- INFORMATION SUPPLIED -
[start]

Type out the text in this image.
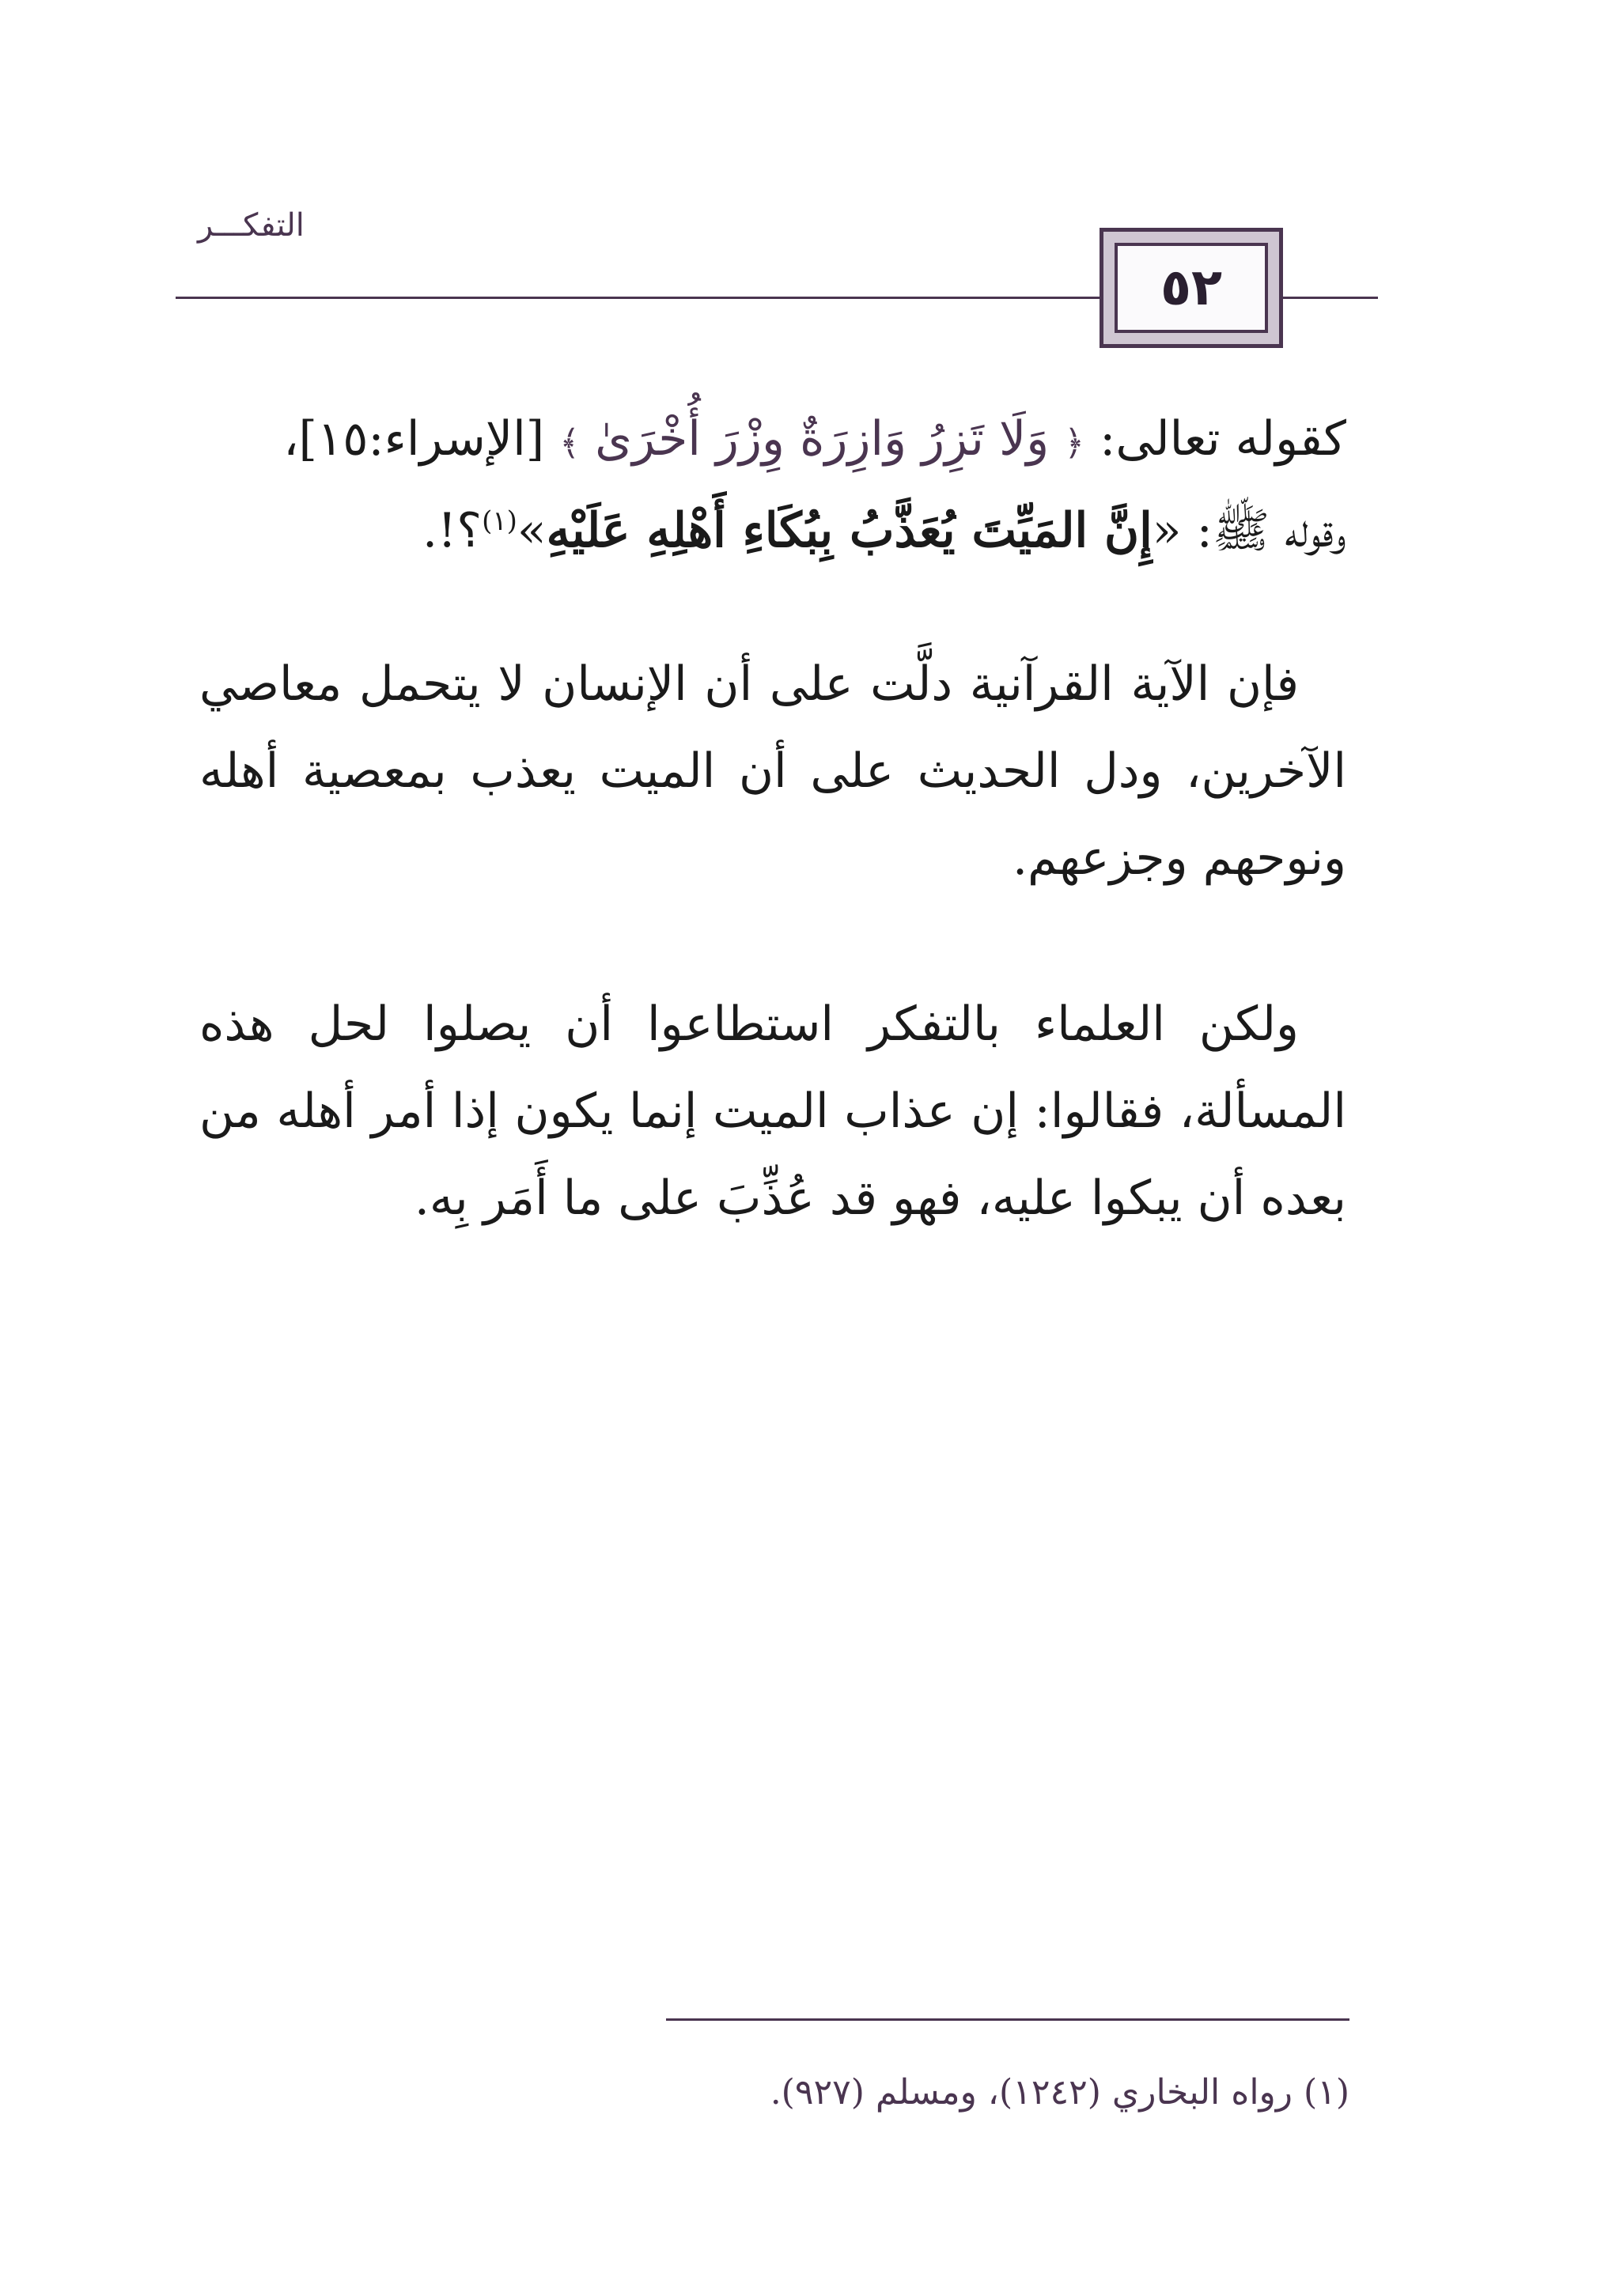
التفكـــر
٥٢
كقوله تعالى: ﴿ وَلَا تَزِرُ وَازِرَةٌ وِزْرَ أُخْرَىٰ ﴾ [الإسراء:١٥]،
وقوله ﷺ: «إِنَّ المَيِّتَ يُعَذَّبُ بِبُكَاءِ أَهْلِهِ عَلَيْهِ»$^{(١)}$؟!.
فإن الآية القرآنية دلَّت على أن الإنسان لا يتحمل معاصي الآخرين، ودل الحديث على أن الميت يعذب بمعصية أهله ونوحهم وجزعهم.
ولكن العلماء بالتفكر استطاعوا أن يصلوا لحل هذه المسألة، فقالوا: إن عذاب الميت إنما يكون إذا أمر أهله من بعده أن يبكوا عليه، فهو قد عُذِّبَ على ما أَمَر بِه.
(١) رواه البخاري (١٢٤٢)، ومسلم (٩٢٧).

[end]

- TASK DETAILS -
All records above are to be printed exactly, minus the pictures they contain.

- EXERCISE SOLUTION -
Type out the text in this image.
التفكـــر
٥٢
كقوله تعالى: ﴿ وَلَا تَزِرُ وَازِرَةٌ وِزْرَ أُخْرَىٰ ﴾ [الإسراء:١٥]،
وقوله ﷺ: «إِنَّ المَيِّتَ يُعَذَّبُ بِبُكَاءِ أَهْلِهِ عَلَيْهِ»$^{(١)}$؟!.
فإن الآية القرآنية دلَّت على أن الإنسان لا يتحمل معاصي الآخرين، ودل الحديث على أن الميت يعذب بمعصية أهله ونوحهم وجزعهم.
ولكن العلماء بالتفكر استطاعوا أن يصلوا لحل هذه المسألة، فقالوا: إن عذاب الميت إنما يكون إذا أمر أهله من بعده أن يبكوا عليه، فهو قد عُذِّبَ على ما أَمَر بِه.
(١) رواه البخاري (١٢٤٢)، ومسلم (٩٢٧).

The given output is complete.